*PROBLEM A*
Answer these questions about the aquarium upgrade thread, one answer per line:
(i) Which skimmer is listed under the sump equipment?
(ii) Which seawater did the original poster switch to?
(iii) What color of montipora does dylanmegyptian ask badxgillen for?

*SELECTION*
## start

# Upgraded from 6 gal to 18 gal!!!



## dylanmegyptian (Sep 10, 2013)

Hello all!!!:-D

So I have completly revamped my system not only in water volume but also in the hardware department as well!


here is a link to my old system to compare http://www.tropicalfishkeeping.com/saltwater-fish/my-6-gallon-reef-10-gal-279826/



Setup Additions:

Display:

ADA 18 Gallon Rimmless Display
AI Sol Nano LED with new controller
Vortech mp10w ES
6LBS of BRS reef saver rock
6lbs of Tonga Branches
4lbs of Fiji rock
2lbs of Tonga flat rock
5lbs of White sand

Sump:

Bubble magus NAC-QQ HOB skimmer
CPR Nano Tumbler running Carbon


New Corals:

Candy Apple Zoanthids
Green Frogspawn
Neon Highlighter Chalice
Shamrock Eyes Blastomussa
Pluto Favia
Crimson Tide Millipora
Pacific Dreams Acropora


I also Switched from Petco Natural seawater to ESV Bionic Seawater System


----------



## badxgillen (Aug 20, 2010)

That equipment list is REALLY nice! Quite an upgrade there,love the sols,can't go wrong with an Echotech MP circ pump but two! And can I get a peice of that montipora? Lookin good man,lookin good.


----------



## dylanmegyptian (Sep 10, 2013)

Yeah I know right?? lol and Yeah sure I just want it to grow a little more before I frag it back so I can get You a nice piece and since it's a sunset it shouldnt take long to get more growth on it due to its aggressive nature lol and do you have any acros or other montipora for a trade??? and thanks man!!


----------



## badxgillen (Aug 20, 2010)

Yeah I got some montis,what color do you want?


----------



## dylanmegyptian (Sep 10, 2013)

Do you have any red ones??


----------



## badxgillen (Aug 20, 2010)

A couple plate sized ones, I could snap a piece off,throw me an address and a frag is yours.


----------



## aussieJJDude (Jun 9, 2012)

Wow, great upgrade and pics! Love the pic of the clown swimming through the hole in the rock!


----------



## dylanmegyptian (Sep 10, 2013)

Lol right! He is always in that rock it's like his safe spot from the big bad dominant female lol


----------

## end

*RECORDS SUPPLIED*
## start

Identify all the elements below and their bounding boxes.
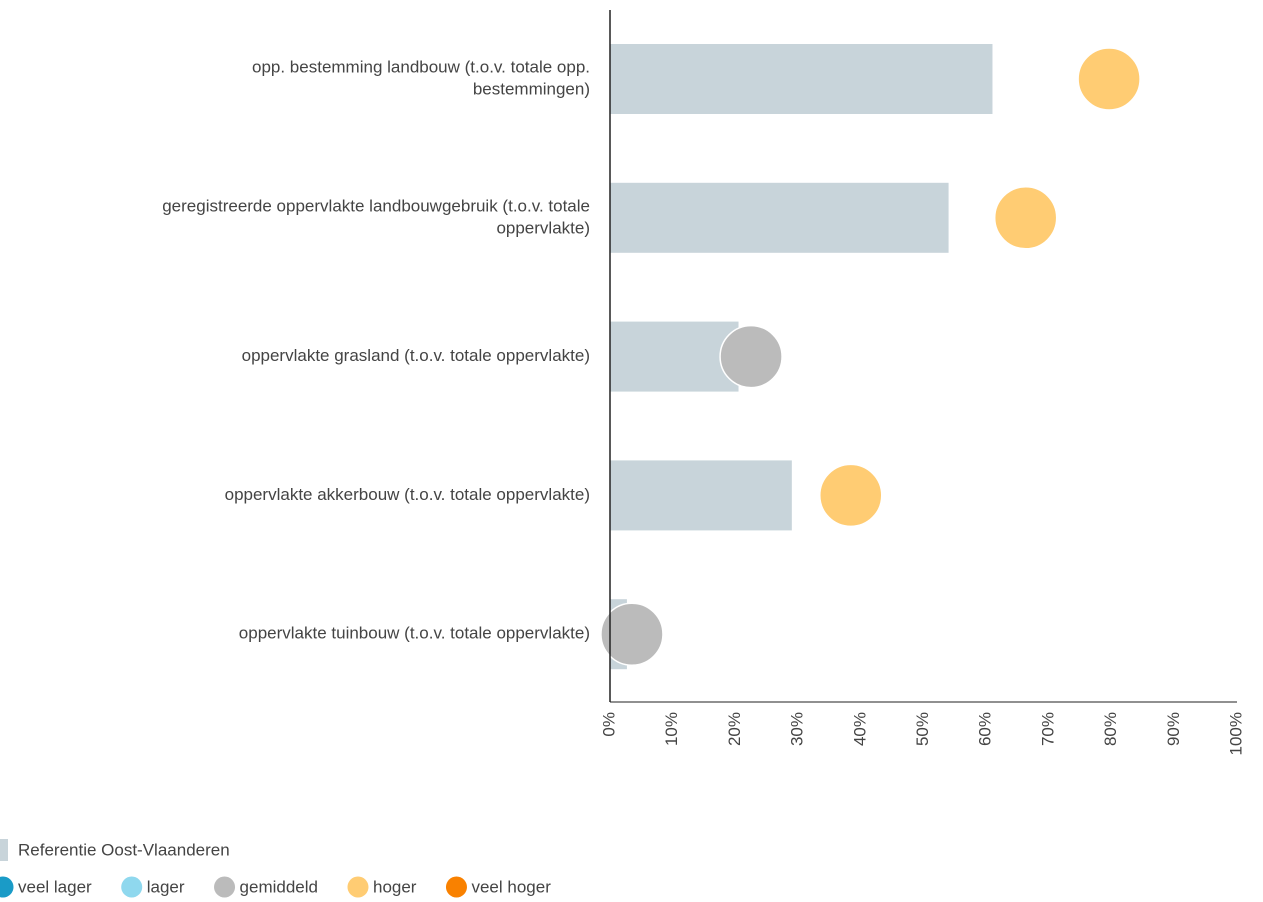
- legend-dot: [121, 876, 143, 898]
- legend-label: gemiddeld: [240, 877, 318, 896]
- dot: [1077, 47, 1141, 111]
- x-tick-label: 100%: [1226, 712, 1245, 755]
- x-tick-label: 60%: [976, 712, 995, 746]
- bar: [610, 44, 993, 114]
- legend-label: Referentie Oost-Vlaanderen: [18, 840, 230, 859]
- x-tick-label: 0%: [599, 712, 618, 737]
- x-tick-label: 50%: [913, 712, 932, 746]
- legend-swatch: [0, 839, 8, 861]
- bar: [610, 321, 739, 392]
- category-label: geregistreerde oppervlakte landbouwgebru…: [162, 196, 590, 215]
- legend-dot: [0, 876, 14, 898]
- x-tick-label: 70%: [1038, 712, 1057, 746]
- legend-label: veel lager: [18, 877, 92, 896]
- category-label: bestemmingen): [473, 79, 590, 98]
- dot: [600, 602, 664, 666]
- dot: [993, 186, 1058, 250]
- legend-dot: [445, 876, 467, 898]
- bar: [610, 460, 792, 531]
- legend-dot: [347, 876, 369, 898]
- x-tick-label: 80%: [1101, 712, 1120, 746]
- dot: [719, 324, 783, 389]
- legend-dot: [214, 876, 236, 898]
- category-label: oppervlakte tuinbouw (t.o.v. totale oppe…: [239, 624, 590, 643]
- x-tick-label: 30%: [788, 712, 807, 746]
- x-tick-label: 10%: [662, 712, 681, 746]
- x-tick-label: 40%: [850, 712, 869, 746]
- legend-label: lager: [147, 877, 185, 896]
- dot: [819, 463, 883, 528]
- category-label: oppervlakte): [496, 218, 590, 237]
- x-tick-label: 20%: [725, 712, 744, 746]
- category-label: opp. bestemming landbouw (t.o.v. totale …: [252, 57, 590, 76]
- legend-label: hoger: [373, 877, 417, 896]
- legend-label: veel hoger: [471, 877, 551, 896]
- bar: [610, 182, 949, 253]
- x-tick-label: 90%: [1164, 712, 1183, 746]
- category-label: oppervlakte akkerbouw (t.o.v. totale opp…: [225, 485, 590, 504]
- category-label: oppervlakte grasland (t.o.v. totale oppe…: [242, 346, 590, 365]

## end
## start

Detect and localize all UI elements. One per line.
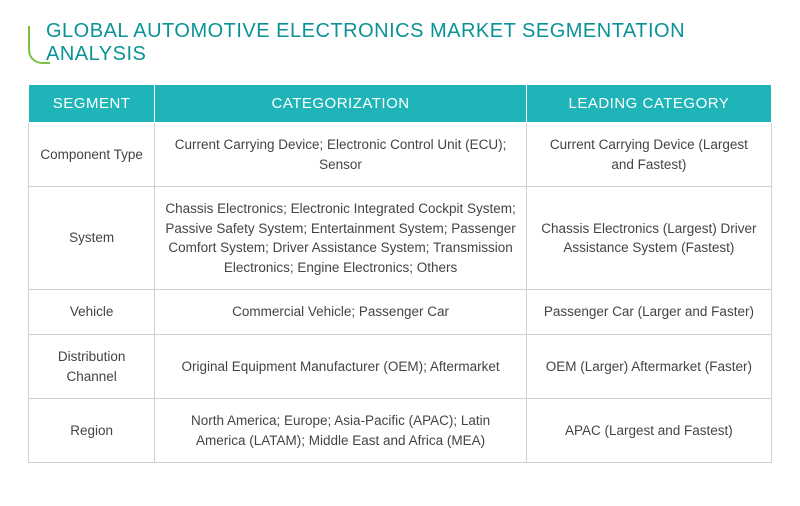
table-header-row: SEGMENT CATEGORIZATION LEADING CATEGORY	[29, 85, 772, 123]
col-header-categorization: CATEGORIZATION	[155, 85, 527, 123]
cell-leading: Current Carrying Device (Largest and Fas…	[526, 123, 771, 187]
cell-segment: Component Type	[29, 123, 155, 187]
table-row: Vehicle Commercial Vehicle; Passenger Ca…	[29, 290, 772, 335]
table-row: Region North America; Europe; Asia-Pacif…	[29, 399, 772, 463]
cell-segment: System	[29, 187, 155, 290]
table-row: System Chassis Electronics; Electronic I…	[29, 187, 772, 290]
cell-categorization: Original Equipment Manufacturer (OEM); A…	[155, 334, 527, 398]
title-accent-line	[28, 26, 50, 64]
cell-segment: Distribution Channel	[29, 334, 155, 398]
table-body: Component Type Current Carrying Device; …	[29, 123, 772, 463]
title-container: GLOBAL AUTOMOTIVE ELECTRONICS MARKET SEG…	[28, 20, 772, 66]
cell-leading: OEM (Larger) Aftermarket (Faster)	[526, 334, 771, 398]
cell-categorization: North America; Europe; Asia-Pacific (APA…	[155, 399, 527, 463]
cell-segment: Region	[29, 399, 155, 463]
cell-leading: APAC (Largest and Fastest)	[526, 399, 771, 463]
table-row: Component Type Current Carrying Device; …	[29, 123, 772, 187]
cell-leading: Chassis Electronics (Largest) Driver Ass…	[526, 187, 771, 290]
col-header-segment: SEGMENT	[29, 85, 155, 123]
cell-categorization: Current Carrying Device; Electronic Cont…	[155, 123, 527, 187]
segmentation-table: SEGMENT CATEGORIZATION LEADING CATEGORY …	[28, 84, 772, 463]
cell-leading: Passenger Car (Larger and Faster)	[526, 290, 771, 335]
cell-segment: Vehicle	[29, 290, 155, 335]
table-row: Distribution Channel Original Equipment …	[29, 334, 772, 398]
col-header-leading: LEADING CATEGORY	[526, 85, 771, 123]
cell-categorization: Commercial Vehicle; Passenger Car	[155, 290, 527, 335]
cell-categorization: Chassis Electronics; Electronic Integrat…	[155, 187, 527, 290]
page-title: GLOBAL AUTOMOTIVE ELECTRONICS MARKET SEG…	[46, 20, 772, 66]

## end

*PROBLEM B*
In the entries, begin at the line that has "- legend-dot: [121, 876, 143, 898]" and stop after the line that has "- bar: [610, 44, 993, 114]". Write those lines again, changing "x-tick-label" to "axis-tick-label" and leaving everything else unchanged.

*RIGHT ANSWER A*
(i) Bubble magus NAC-QQ HOB skimmer
(ii) ESV Bionic Seawater System
(iii) Red

*RIGHT ANSWER B*
- legend-dot: [121, 876, 143, 898]
- legend-label: gemiddeld: [240, 877, 318, 896]
- dot: [1077, 47, 1141, 111]
- axis-tick-label: 100%: [1226, 712, 1245, 755]
- axis-tick-label: 60%: [976, 712, 995, 746]
- bar: [610, 44, 993, 114]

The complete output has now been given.